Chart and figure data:
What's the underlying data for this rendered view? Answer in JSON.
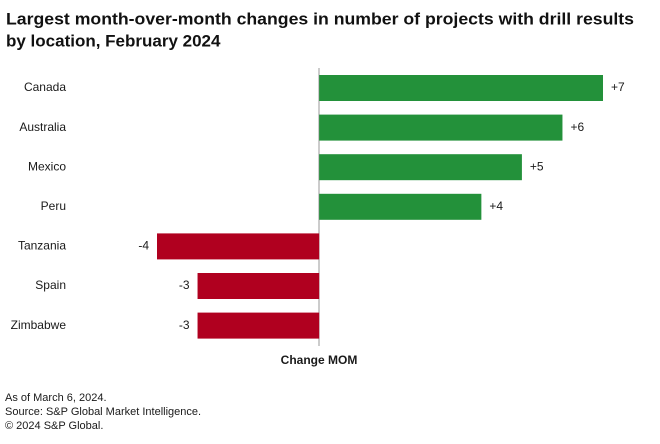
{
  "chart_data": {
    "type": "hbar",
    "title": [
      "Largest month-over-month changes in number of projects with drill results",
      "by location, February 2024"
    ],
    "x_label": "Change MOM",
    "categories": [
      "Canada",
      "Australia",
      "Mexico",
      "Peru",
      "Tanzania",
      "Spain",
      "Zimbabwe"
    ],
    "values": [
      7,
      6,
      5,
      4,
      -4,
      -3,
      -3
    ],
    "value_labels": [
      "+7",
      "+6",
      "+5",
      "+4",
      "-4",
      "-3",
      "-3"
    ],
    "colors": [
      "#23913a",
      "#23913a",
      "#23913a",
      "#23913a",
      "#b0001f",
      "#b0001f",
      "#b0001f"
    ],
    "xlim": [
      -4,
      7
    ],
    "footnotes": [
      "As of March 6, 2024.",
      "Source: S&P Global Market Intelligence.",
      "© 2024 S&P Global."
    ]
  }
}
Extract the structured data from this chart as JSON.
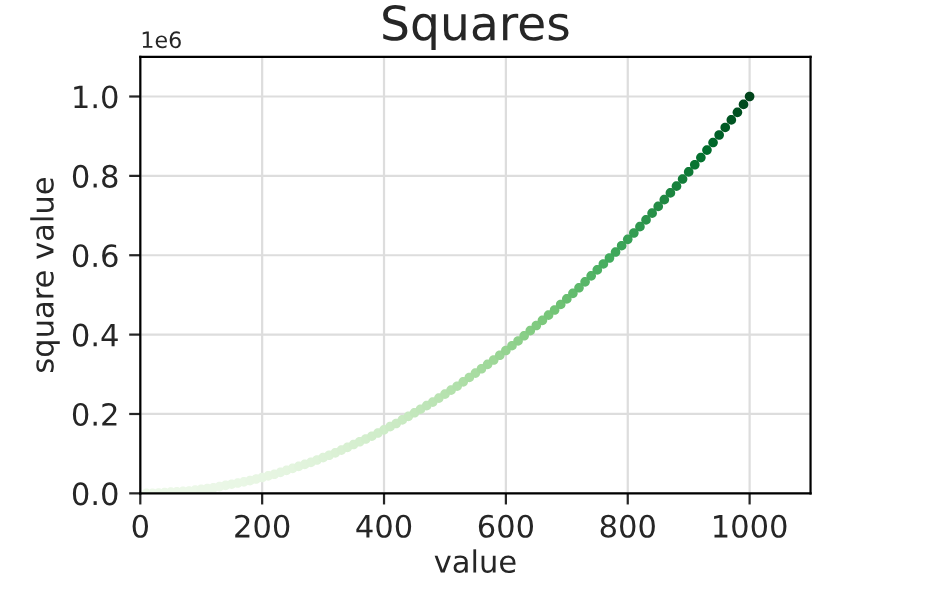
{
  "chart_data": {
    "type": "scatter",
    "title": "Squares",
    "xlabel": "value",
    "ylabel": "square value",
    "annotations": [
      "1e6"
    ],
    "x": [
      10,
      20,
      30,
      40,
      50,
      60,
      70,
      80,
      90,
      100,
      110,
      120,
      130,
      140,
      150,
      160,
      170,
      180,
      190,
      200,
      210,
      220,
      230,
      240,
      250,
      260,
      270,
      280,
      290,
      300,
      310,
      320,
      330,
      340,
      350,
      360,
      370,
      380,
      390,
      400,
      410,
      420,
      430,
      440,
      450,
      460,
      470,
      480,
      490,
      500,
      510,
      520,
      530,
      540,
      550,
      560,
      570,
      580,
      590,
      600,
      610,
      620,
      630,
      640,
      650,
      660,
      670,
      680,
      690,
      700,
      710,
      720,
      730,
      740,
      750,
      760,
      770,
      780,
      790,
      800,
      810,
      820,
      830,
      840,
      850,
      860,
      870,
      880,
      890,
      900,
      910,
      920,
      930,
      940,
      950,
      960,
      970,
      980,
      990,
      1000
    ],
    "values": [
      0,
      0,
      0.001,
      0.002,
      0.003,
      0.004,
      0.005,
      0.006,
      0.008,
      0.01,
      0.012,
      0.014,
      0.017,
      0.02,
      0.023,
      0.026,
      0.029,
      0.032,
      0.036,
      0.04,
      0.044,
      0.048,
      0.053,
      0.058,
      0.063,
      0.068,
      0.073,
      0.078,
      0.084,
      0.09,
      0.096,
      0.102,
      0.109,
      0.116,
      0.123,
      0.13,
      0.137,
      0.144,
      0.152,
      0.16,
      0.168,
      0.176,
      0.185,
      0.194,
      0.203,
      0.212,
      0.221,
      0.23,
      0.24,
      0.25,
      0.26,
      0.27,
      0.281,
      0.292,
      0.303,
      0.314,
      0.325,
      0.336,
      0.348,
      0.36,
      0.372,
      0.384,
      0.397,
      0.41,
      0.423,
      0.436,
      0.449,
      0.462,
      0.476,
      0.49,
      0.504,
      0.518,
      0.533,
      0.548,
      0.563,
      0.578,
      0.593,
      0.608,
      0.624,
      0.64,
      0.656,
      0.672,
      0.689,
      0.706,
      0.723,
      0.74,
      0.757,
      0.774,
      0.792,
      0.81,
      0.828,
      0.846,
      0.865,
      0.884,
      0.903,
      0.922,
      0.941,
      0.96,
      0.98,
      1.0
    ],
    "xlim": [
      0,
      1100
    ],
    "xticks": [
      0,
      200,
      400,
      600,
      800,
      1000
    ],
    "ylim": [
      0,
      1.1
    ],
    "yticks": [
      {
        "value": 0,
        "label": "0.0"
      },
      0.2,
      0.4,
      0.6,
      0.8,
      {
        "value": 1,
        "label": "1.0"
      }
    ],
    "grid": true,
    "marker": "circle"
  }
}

Problem requirements:
Copy out the data above exactly, except the pictures.

Task answer:
What's the underlying data for this rendered view? Answer in JSON.
{
  "chart_data": {
    "type": "hbar",
    "title": [
      "Largest month-over-month changes in number of projects with drill results",
      "by location, February 2024"
    ],
    "x_label": "Change MOM",
    "categories": [
      "Canada",
      "Australia",
      "Mexico",
      "Peru",
      "Tanzania",
      "Spain",
      "Zimbabwe"
    ],
    "values": [
      7,
      6,
      5,
      4,
      -4,
      -3,
      -3
    ],
    "value_labels": [
      "+7",
      "+6",
      "+5",
      "+4",
      "-4",
      "-3",
      "-3"
    ],
    "colors": [
      "#23913a",
      "#23913a",
      "#23913a",
      "#23913a",
      "#b0001f",
      "#b0001f",
      "#b0001f"
    ],
    "xlim": [
      -4,
      7
    ],
    "footnotes": [
      "As of March 6, 2024.",
      "Source: S&P Global Market Intelligence.",
      "© 2024 S&P Global."
    ]
  }
}
Extract the structured data from this chart as JSON.
{
  "chart_data": {
    "type": "scatter",
    "title": "Squares",
    "xlabel": "value",
    "ylabel": "square value",
    "annotations": [
      "1e6"
    ],
    "x": [
      10,
      20,
      30,
      40,
      50,
      60,
      70,
      80,
      90,
      100,
      110,
      120,
      130,
      140,
      150,
      160,
      170,
      180,
      190,
      200,
      210,
      220,
      230,
      240,
      250,
      260,
      270,
      280,
      290,
      300,
      310,
      320,
      330,
      340,
      350,
      360,
      370,
      380,
      390,
      400,
      410,
      420,
      430,
      440,
      450,
      460,
      470,
      480,
      490,
      500,
      510,
      520,
      530,
      540,
      550,
      560,
      570,
      580,
      590,
      600,
      610,
      620,
      630,
      640,
      650,
      660,
      670,
      680,
      690,
      700,
      710,
      720,
      730,
      740,
      750,
      760,
      770,
      780,
      790,
      800,
      810,
      820,
      830,
      840,
      850,
      860,
      870,
      880,
      890,
      900,
      910,
      920,
      930,
      940,
      950,
      960,
      970,
      980,
      990,
      1000
    ],
    "values": [
      0,
      0,
      0.001,
      0.002,
      0.003,
      0.004,
      0.005,
      0.006,
      0.008,
      0.01,
      0.012,
      0.014,
      0.017,
      0.02,
      0.023,
      0.026,
      0.029,
      0.032,
      0.036,
      0.04,
      0.044,
      0.048,
      0.053,
      0.058,
      0.063,
      0.068,
      0.073,
      0.078,
      0.084,
      0.09,
      0.096,
      0.102,
      0.109,
      0.116,
      0.123,
      0.13,
      0.137,
      0.144,
      0.152,
      0.16,
      0.168,
      0.176,
      0.185,
      0.194,
      0.203,
      0.212,
      0.221,
      0.23,
      0.24,
      0.25,
      0.26,
      0.27,
      0.281,
      0.292,
      0.303,
      0.314,
      0.325,
      0.336,
      0.348,
      0.36,
      0.372,
      0.384,
      0.397,
      0.41,
      0.423,
      0.436,
      0.449,
      0.462,
      0.476,
      0.49,
      0.504,
      0.518,
      0.533,
      0.548,
      0.563,
      0.578,
      0.593,
      0.608,
      0.624,
      0.64,
      0.656,
      0.672,
      0.689,
      0.706,
      0.723,
      0.74,
      0.757,
      0.774,
      0.792,
      0.81,
      0.828,
      0.846,
      0.865,
      0.884,
      0.903,
      0.922,
      0.941,
      0.96,
      0.98,
      1.0
    ],
    "xlim": [
      0,
      1100
    ],
    "xticks": [
      0,
      200,
      400,
      600,
      800,
      1000
    ],
    "ylim": [
      0,
      1.1
    ],
    "yticks": [
      {
        "value": 0,
        "label": "0.0"
      },
      0.2,
      0.4,
      0.6,
      0.8,
      {
        "value": 1,
        "label": "1.0"
      }
    ],
    "grid": true,
    "marker": "circle"
  }
}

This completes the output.